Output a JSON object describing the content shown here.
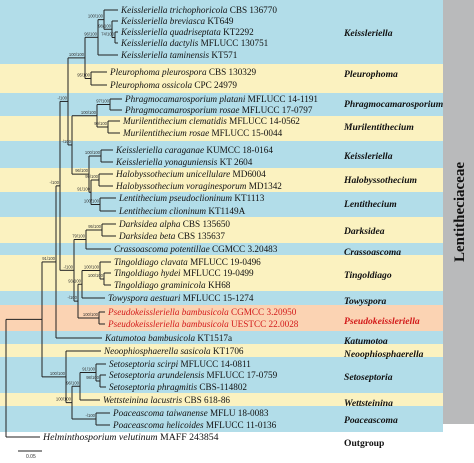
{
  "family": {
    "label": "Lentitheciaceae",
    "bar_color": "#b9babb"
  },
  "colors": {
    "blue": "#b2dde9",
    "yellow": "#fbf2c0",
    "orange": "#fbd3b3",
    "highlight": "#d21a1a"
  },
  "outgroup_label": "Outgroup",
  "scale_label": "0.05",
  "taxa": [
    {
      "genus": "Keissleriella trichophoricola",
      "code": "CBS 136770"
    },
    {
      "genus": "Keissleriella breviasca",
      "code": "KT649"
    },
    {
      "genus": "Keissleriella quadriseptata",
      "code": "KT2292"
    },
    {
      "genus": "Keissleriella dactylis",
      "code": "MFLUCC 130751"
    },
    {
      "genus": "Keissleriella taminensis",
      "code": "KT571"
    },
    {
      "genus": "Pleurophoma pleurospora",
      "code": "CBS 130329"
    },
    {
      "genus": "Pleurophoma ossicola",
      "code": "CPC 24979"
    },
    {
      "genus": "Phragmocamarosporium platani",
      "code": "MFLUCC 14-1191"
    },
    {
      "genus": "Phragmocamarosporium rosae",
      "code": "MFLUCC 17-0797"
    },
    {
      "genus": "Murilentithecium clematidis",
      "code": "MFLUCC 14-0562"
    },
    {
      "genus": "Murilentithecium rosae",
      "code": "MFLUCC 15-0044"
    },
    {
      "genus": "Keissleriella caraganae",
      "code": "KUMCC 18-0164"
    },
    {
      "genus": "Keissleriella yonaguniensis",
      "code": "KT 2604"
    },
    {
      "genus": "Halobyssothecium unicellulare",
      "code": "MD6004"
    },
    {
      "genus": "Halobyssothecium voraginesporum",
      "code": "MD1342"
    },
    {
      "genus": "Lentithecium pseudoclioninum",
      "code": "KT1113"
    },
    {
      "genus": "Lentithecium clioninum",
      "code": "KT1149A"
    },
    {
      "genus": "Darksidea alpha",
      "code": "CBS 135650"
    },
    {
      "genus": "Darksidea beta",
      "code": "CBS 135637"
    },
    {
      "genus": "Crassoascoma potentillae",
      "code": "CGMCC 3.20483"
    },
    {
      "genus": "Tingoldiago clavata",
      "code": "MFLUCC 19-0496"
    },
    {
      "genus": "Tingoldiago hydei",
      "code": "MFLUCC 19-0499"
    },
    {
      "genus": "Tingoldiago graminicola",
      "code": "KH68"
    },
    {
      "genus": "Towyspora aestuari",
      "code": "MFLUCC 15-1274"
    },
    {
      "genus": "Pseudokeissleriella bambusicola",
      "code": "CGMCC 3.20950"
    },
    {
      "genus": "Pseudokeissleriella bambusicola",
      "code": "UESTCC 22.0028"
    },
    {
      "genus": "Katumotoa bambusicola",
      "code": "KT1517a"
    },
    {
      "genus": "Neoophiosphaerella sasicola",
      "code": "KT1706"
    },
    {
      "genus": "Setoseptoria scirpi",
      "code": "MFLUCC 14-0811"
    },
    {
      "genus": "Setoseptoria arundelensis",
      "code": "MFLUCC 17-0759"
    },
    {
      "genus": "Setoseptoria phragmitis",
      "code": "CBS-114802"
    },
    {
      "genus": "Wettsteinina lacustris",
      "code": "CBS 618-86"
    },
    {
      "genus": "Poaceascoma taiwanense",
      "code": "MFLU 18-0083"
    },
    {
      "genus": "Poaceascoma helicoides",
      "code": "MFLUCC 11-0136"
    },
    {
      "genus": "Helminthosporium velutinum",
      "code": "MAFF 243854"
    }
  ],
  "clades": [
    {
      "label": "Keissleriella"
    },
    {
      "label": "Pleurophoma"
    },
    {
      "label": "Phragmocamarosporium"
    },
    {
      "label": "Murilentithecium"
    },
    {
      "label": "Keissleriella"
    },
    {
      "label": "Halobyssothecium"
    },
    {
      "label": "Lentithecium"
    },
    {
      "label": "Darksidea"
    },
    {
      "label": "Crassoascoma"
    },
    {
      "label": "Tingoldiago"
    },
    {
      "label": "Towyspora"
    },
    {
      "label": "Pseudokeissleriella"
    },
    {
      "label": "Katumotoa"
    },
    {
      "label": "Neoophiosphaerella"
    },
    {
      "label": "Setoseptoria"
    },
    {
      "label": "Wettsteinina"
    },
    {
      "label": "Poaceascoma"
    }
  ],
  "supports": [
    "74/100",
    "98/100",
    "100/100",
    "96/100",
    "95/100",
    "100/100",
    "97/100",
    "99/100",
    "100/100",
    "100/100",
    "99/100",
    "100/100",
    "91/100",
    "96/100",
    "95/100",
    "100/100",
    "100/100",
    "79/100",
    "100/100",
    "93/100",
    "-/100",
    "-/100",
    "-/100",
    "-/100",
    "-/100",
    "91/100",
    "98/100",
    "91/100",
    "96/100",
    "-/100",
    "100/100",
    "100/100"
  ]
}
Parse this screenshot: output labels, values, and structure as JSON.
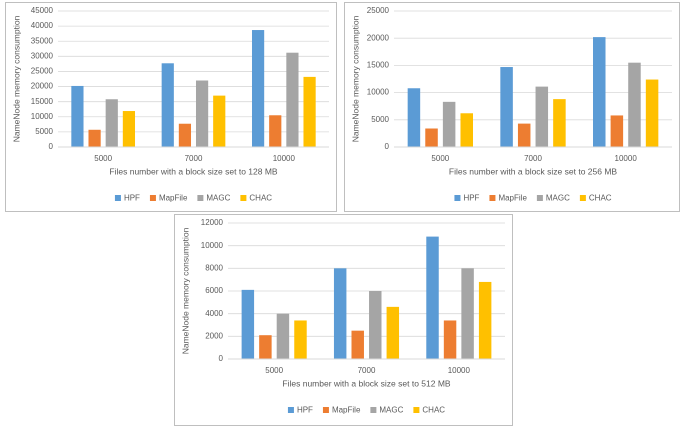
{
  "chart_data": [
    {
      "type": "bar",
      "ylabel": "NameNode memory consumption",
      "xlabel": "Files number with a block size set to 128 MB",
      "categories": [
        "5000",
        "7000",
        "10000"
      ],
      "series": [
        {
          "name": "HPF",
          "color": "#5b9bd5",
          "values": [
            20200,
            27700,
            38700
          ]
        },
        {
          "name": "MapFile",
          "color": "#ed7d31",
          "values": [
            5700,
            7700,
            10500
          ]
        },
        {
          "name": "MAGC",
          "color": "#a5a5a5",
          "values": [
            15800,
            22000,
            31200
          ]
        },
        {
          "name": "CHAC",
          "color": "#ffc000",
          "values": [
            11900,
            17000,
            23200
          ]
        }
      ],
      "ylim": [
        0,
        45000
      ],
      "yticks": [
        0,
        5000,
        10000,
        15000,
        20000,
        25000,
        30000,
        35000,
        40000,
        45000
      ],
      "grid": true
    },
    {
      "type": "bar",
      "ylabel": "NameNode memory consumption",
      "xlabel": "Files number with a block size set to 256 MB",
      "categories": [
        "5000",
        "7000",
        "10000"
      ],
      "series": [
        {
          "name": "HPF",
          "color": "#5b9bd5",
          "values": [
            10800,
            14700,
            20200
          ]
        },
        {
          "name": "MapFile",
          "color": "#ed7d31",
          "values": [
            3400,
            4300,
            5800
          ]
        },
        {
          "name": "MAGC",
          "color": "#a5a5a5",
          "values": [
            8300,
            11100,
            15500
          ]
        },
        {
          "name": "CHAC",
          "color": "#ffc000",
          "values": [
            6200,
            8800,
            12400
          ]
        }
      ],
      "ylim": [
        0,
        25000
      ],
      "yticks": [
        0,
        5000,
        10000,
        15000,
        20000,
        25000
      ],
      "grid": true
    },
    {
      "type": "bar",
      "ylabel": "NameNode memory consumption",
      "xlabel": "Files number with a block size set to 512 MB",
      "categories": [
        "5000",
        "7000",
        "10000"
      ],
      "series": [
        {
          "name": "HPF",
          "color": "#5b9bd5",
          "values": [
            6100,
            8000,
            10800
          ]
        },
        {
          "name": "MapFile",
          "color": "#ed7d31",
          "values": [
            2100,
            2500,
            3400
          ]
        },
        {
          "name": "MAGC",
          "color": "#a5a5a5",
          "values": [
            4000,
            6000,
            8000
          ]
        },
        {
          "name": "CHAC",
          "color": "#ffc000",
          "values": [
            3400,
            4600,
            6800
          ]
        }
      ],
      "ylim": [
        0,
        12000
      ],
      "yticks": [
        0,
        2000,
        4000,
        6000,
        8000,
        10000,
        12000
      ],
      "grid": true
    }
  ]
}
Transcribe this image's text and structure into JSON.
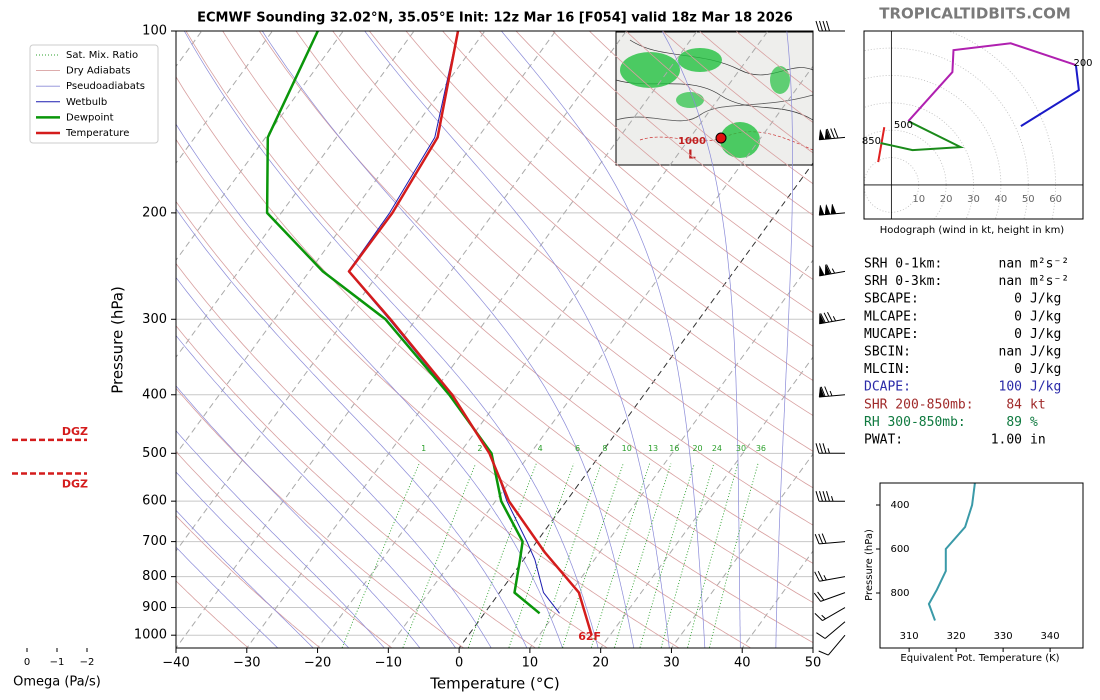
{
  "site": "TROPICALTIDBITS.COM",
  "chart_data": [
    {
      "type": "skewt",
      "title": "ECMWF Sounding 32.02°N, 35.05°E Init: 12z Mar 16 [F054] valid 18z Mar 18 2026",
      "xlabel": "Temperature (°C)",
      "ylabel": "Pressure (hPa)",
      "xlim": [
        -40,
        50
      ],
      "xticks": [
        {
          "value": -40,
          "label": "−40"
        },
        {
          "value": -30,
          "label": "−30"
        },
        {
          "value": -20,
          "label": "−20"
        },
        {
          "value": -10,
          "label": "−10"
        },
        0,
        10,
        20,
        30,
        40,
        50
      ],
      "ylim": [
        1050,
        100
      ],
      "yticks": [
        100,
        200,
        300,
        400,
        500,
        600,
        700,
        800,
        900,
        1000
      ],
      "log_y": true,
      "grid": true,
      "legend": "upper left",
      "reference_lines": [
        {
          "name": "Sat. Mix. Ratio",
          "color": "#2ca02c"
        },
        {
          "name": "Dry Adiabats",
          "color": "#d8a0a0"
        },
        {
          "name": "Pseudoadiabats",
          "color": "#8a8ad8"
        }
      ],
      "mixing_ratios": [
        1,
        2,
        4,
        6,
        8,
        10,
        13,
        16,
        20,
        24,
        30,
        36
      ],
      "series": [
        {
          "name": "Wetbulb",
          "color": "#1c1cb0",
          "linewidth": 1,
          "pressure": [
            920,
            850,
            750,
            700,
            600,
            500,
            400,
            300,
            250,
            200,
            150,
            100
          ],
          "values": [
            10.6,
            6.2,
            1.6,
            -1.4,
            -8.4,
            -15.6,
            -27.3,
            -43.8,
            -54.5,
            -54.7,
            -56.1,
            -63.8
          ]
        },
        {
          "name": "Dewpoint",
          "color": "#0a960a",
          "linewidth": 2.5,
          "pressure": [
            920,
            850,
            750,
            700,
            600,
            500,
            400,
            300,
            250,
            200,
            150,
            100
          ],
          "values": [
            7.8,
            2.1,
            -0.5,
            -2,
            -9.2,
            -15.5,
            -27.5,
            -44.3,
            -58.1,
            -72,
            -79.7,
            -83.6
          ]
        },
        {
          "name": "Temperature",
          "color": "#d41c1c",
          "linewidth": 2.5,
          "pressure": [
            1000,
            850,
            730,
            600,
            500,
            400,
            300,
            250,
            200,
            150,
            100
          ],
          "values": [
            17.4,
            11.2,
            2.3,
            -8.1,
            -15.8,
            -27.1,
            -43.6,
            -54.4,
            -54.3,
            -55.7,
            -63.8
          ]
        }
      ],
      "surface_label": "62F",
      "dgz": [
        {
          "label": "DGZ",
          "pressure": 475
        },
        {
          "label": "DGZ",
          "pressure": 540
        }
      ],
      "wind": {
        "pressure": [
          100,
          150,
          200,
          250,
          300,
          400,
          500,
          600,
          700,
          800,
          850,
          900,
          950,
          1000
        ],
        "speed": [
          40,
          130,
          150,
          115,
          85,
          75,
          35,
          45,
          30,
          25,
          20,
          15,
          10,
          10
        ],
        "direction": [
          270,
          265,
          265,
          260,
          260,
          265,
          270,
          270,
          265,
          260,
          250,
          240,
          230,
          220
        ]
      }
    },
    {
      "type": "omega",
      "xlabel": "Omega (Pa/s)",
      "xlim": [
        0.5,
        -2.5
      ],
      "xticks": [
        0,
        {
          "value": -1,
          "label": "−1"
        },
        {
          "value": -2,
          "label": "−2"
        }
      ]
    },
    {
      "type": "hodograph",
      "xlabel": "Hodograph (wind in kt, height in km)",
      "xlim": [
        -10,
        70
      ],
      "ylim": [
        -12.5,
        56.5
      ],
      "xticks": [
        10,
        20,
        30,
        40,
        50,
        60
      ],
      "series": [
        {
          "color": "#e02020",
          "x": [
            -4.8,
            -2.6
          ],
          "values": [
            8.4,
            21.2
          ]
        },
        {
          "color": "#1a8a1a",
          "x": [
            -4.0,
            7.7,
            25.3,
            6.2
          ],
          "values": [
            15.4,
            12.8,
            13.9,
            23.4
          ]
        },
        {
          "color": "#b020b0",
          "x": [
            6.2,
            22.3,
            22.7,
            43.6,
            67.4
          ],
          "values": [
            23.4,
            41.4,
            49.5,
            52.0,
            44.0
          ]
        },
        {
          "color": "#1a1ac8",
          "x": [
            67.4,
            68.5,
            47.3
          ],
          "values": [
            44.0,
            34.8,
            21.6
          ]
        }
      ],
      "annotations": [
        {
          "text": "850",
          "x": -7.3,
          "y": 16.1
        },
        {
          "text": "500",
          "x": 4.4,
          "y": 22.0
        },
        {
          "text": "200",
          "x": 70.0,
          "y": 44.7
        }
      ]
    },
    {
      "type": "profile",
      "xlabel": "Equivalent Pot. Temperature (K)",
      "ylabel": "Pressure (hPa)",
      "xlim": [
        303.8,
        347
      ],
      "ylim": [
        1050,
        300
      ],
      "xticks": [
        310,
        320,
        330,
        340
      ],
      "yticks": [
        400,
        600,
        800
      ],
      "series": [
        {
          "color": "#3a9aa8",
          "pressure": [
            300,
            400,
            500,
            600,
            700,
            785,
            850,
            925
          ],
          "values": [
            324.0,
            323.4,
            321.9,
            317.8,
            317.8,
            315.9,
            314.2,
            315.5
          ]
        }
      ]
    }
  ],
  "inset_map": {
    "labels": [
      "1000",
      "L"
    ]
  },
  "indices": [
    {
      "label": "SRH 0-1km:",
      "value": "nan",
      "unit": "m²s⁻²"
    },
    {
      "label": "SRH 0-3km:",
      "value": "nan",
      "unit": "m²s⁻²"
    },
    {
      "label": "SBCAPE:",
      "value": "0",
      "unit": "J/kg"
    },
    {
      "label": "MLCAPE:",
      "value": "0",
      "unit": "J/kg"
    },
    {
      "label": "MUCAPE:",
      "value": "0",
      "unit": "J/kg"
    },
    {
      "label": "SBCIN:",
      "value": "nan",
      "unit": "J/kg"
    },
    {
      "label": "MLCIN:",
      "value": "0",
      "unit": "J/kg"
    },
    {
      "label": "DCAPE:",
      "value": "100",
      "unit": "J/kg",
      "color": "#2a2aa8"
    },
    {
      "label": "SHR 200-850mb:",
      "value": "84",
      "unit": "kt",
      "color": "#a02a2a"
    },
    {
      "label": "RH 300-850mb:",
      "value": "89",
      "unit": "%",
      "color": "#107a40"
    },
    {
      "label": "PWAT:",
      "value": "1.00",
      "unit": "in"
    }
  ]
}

_To do_
State how many lines above contain the string "Darksidea", with no other words.

_Result of this task_
3